*Rows from a dataset*.
****

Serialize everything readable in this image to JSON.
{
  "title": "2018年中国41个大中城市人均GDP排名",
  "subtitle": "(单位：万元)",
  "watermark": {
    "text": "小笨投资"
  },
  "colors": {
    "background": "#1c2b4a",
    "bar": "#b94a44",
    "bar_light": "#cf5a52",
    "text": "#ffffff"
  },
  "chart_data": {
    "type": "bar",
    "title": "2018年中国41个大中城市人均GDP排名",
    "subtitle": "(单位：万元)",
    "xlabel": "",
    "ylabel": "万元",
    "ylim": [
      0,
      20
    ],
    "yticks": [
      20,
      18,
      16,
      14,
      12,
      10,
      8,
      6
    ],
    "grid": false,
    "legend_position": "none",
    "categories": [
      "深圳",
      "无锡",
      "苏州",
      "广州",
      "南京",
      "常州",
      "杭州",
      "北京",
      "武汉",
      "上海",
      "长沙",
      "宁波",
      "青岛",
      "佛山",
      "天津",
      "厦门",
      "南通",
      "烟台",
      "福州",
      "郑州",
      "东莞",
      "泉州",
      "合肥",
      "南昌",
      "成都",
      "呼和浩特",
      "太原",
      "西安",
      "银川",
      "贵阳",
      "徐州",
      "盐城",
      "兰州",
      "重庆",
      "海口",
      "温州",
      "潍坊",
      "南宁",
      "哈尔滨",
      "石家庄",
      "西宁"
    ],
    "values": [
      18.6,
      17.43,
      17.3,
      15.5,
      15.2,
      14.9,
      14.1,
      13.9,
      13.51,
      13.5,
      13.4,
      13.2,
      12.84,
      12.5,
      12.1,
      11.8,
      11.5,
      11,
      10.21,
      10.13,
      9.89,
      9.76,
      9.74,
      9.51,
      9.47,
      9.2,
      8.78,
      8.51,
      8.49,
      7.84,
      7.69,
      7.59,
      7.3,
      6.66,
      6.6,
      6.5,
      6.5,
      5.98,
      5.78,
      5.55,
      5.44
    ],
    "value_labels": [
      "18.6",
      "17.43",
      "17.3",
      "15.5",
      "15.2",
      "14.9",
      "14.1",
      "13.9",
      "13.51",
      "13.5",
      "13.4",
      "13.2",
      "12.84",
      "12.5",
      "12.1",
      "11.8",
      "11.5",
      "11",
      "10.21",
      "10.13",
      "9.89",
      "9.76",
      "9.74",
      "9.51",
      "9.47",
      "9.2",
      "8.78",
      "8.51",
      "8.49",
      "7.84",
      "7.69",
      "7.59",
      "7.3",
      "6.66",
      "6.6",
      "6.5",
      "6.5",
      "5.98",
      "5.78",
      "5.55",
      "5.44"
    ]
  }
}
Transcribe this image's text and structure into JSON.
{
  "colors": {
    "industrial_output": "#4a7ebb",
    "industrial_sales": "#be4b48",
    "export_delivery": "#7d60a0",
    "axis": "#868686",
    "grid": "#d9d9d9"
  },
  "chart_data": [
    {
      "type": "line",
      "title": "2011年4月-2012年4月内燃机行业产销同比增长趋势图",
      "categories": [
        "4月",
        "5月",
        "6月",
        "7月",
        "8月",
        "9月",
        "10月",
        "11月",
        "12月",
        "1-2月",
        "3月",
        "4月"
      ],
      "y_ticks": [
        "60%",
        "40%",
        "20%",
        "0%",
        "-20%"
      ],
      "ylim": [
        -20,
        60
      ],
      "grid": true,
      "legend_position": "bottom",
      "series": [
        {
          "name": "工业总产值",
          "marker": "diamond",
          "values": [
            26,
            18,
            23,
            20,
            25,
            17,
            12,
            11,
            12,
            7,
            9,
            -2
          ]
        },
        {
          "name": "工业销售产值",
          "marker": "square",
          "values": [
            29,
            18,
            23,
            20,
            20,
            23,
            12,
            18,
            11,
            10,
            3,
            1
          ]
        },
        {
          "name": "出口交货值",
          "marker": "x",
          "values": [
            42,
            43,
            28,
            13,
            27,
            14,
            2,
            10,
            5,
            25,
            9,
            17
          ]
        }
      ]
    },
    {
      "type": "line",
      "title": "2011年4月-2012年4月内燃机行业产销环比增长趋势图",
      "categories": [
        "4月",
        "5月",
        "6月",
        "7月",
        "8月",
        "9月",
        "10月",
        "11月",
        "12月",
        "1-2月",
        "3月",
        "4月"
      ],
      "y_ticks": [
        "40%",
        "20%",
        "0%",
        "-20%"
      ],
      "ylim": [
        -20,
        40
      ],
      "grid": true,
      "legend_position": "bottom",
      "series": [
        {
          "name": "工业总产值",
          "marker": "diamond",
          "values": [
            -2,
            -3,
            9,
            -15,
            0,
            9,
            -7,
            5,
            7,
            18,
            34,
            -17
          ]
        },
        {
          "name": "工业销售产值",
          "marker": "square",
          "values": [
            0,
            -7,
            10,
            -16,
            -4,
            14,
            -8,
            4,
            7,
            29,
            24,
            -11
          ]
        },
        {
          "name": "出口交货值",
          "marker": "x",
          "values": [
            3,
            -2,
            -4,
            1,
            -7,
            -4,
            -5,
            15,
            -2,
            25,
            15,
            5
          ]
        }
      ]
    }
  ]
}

****

*WORK REQUIRED*. Pick out the lines above containing the word "this", then copy them.

*THE ANSWER*.
Serialize everything readable in this image to JSON.
Transcribe this image's text and structure into JSON.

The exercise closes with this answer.